→ **Description of the task**
Reproduce each of the lines word for word.
** Begin Rows **
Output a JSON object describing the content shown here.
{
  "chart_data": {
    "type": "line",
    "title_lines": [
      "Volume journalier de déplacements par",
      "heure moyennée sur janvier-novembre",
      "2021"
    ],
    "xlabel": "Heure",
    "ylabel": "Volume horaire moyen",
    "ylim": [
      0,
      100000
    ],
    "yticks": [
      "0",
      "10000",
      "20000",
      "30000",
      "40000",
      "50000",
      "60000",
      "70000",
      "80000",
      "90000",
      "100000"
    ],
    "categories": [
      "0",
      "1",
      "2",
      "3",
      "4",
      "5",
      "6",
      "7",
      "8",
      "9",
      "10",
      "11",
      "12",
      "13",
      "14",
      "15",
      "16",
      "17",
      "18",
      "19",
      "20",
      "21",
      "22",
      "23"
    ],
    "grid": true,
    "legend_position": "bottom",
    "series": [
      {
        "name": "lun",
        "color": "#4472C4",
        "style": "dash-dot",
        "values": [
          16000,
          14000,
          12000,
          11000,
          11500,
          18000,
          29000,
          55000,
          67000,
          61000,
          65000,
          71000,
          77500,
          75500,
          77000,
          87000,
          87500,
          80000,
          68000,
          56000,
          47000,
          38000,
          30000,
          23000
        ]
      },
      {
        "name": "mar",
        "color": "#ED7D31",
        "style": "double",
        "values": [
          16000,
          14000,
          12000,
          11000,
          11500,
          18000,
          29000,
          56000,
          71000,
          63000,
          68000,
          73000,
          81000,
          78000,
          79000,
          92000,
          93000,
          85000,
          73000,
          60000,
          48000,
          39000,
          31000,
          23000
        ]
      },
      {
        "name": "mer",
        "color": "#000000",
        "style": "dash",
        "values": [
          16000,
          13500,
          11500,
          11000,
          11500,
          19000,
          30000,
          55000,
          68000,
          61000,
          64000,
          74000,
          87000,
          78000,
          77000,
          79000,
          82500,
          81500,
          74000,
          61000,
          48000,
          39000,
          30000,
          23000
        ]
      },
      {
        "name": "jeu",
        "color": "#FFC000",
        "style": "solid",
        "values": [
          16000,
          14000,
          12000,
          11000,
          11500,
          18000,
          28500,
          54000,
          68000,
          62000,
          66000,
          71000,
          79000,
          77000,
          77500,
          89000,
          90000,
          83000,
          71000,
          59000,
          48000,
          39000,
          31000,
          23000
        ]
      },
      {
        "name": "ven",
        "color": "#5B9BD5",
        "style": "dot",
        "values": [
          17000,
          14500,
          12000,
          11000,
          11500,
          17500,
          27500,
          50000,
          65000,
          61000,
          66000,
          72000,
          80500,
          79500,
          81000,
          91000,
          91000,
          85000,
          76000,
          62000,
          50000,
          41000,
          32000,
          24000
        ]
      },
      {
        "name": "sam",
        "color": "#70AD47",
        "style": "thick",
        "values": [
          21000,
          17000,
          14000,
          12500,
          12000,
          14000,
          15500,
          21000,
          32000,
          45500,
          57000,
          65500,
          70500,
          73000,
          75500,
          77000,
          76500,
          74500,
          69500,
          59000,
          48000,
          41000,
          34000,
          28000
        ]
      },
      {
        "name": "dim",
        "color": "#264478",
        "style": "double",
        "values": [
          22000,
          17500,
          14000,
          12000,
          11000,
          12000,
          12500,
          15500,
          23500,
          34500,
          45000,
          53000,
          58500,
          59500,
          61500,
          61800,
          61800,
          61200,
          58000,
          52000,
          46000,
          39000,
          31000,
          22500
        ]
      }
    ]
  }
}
** End Rows **
→ **Output for this task**
Output a JSON object describing the content shown here.
{
  "chart_data": {
    "type": "line",
    "title_lines": [
      "Volume journalier de déplacements par",
      "heure moyennée sur janvier-novembre",
      "2021"
    ],
    "xlabel": "Heure",
    "ylabel": "Volume horaire moyen",
    "ylim": [
      0,
      100000
    ],
    "yticks": [
      "0",
      "10000",
      "20000",
      "30000",
      "40000",
      "50000",
      "60000",
      "70000",
      "80000",
      "90000",
      "100000"
    ],
    "categories": [
      "0",
      "1",
      "2",
      "3",
      "4",
      "5",
      "6",
      "7",
      "8",
      "9",
      "10",
      "11",
      "12",
      "13",
      "14",
      "15",
      "16",
      "17",
      "18",
      "19",
      "20",
      "21",
      "22",
      "23"
    ],
    "grid": true,
    "legend_position": "bottom",
    "series": [
      {
        "name": "lun",
        "color": "#4472C4",
        "style": "dash-dot",
        "values": [
          16000,
          14000,
          12000,
          11000,
          11500,
          18000,
          29000,
          55000,
          67000,
          61000,
          65000,
          71000,
          77500,
          75500,
          77000,
          87000,
          87500,
          80000,
          68000,
          56000,
          47000,
          38000,
          30000,
          23000
        ]
      },
      {
        "name": "mar",
        "color": "#ED7D31",
        "style": "double",
        "values": [
          16000,
          14000,
          12000,
          11000,
          11500,
          18000,
          29000,
          56000,
          71000,
          63000,
          68000,
          73000,
          81000,
          78000,
          79000,
          92000,
          93000,
          85000,
          73000,
          60000,
          48000,
          39000,
          31000,
          23000
        ]
      },
      {
        "name": "mer",
        "color": "#000000",
        "style": "dash",
        "values": [
          16000,
          13500,
          11500,
          11000,
          11500,
          19000,
          30000,
          55000,
          68000,
          61000,
          64000,
          74000,
          87000,
          78000,
          77000,
          79000,
          82500,
          81500,
          74000,
          61000,
          48000,
          39000,
          30000,
          23000
        ]
      },
      {
        "name": "jeu",
        "color": "#FFC000",
        "style": "solid",
        "values": [
          16000,
          14000,
          12000,
          11000,
          11500,
          18000,
          28500,
          54000,
          68000,
          62000,
          66000,
          71000,
          79000,
          77000,
          77500,
          89000,
          90000,
          83000,
          71000,
          59000,
          48000,
          39000,
          31000,
          23000
        ]
      },
      {
        "name": "ven",
        "color": "#5B9BD5",
        "style": "dot",
        "values": [
          17000,
          14500,
          12000,
          11000,
          11500,
          17500,
          27500,
          50000,
          65000,
          61000,
          66000,
          72000,
          80500,
          79500,
          81000,
          91000,
          91000,
          85000,
          76000,
          62000,
          50000,
          41000,
          32000,
          24000
        ]
      },
      {
        "name": "sam",
        "color": "#70AD47",
        "style": "thick",
        "values": [
          21000,
          17000,
          14000,
          12500,
          12000,
          14000,
          15500,
          21000,
          32000,
          45500,
          57000,
          65500,
          70500,
          73000,
          75500,
          77000,
          76500,
          74500,
          69500,
          59000,
          48000,
          41000,
          34000,
          28000
        ]
      },
      {
        "name": "dim",
        "color": "#264478",
        "style": "double",
        "values": [
          22000,
          17500,
          14000,
          12000,
          11000,
          12000,
          12500,
          15500,
          23500,
          34500,
          45000,
          53000,
          58500,
          59500,
          61500,
          61800,
          61800,
          61200,
          58000,
          52000,
          46000,
          39000,
          31000,
          22500
        ]
      }
    ]
  }
}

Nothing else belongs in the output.